▼
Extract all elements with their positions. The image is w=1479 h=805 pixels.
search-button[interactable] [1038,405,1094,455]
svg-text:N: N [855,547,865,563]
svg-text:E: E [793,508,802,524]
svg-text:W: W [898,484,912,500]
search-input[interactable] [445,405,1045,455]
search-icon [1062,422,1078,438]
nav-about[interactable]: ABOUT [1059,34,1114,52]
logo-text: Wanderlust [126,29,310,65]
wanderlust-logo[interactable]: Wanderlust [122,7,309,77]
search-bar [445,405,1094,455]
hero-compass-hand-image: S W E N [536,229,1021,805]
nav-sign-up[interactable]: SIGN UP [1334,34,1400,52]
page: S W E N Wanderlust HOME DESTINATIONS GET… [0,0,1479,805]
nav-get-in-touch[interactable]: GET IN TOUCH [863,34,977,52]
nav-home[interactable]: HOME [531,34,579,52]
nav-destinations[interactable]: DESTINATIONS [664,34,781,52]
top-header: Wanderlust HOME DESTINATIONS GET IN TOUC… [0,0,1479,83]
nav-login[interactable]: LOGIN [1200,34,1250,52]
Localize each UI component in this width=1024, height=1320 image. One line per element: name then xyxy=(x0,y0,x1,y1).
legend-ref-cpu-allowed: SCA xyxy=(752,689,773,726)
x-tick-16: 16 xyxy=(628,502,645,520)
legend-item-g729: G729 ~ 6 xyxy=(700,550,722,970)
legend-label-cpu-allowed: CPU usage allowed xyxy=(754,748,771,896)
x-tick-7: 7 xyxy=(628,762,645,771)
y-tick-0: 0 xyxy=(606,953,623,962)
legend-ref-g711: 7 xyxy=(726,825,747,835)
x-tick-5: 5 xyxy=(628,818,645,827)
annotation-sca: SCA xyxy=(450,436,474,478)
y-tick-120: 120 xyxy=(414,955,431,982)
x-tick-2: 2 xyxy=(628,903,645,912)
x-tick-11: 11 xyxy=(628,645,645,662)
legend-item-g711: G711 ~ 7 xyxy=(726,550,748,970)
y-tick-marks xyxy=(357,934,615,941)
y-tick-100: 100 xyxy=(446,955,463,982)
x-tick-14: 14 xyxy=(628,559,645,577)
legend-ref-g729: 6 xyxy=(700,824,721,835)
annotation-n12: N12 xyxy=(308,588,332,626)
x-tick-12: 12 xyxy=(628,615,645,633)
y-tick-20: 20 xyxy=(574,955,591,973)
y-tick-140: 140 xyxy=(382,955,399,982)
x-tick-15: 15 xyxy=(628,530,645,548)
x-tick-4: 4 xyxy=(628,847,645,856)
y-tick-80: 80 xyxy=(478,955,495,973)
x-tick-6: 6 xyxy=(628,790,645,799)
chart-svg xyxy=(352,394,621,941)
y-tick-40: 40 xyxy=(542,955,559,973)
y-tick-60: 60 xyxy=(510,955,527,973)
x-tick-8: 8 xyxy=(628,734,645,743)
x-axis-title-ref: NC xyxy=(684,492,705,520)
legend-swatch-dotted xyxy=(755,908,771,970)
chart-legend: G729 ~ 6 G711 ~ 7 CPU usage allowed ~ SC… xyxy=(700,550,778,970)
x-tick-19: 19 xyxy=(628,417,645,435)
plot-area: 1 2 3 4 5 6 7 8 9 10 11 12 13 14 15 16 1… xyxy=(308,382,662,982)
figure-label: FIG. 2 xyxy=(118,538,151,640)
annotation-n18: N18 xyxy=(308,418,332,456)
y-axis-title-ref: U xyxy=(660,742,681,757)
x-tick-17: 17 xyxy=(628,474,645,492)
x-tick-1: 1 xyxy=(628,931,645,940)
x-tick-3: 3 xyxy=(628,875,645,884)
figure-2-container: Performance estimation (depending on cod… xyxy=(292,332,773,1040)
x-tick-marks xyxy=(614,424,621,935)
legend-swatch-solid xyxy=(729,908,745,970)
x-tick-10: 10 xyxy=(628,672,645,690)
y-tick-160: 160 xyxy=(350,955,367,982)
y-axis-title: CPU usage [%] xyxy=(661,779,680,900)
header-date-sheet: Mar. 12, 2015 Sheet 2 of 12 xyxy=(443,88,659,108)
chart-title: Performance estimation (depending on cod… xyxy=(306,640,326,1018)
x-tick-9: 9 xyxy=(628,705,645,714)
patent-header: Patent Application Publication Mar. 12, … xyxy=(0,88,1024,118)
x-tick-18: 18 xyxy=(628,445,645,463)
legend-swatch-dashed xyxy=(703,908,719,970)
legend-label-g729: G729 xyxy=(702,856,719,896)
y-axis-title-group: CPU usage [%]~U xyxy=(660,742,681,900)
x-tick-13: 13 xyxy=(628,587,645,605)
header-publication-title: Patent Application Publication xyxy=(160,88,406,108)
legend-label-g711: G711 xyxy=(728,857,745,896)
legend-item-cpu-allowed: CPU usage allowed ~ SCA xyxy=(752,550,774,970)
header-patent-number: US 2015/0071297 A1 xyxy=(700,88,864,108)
▲
## The task
Could you repeat the material word for word, starting at its very first line and ending at the line that contains "svg-text:W: W [898,484,912,500]", with both of those lines included?

## Task result
Extract all elements with their positions. The image is w=1479 h=805 pixels.
search-button[interactable] [1038,405,1094,455]
svg-text:N: N [855,547,865,563]
svg-text:E: E [793,508,802,524]
svg-text:W: W [898,484,912,500]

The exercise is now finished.